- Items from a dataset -
• • • • • • •

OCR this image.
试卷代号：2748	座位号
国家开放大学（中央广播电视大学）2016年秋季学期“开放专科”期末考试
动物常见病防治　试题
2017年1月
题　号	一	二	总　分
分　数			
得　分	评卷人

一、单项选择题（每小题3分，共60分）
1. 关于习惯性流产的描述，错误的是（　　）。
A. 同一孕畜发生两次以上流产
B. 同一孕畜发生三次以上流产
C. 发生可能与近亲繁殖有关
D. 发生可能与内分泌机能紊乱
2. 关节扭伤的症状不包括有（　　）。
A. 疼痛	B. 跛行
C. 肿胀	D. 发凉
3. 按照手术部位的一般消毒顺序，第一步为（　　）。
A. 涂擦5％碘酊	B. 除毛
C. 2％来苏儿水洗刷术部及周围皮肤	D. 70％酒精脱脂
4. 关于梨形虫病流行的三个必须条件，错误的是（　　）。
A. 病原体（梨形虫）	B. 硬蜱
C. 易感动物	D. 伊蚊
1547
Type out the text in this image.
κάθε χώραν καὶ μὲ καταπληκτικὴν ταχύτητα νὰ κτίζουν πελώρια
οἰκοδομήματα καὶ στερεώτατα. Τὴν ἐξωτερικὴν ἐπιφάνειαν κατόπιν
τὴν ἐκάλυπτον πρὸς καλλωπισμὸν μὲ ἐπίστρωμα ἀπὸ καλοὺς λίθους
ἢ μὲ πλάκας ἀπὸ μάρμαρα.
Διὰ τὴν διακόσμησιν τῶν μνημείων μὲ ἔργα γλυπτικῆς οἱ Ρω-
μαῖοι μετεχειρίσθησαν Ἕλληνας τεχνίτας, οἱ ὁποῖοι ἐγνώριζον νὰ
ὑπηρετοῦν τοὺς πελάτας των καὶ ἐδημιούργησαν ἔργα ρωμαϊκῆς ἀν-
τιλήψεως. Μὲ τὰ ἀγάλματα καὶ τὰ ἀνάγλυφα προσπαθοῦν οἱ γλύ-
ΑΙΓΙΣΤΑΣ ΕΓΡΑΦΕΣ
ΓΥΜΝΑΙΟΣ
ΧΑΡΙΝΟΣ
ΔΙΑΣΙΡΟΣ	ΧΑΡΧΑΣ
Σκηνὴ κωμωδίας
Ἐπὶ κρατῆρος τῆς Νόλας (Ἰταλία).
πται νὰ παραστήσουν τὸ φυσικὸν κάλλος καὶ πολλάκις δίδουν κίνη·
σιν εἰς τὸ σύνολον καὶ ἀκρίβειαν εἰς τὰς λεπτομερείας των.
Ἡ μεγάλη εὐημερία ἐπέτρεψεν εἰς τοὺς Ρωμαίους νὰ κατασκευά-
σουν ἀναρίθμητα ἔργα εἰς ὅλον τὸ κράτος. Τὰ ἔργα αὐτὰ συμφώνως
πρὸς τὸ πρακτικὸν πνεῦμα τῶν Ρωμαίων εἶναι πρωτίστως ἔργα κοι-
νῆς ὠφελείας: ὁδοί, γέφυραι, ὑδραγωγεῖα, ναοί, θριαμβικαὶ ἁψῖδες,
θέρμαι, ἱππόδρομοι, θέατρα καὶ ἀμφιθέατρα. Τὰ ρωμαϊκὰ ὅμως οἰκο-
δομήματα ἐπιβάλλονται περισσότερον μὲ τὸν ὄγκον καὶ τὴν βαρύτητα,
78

• • • • • • •

Scan the entries above for the word "this" and collect each line holding it.

- EXPECTED ANSWER -
OCR this image.
Type out the text in this image.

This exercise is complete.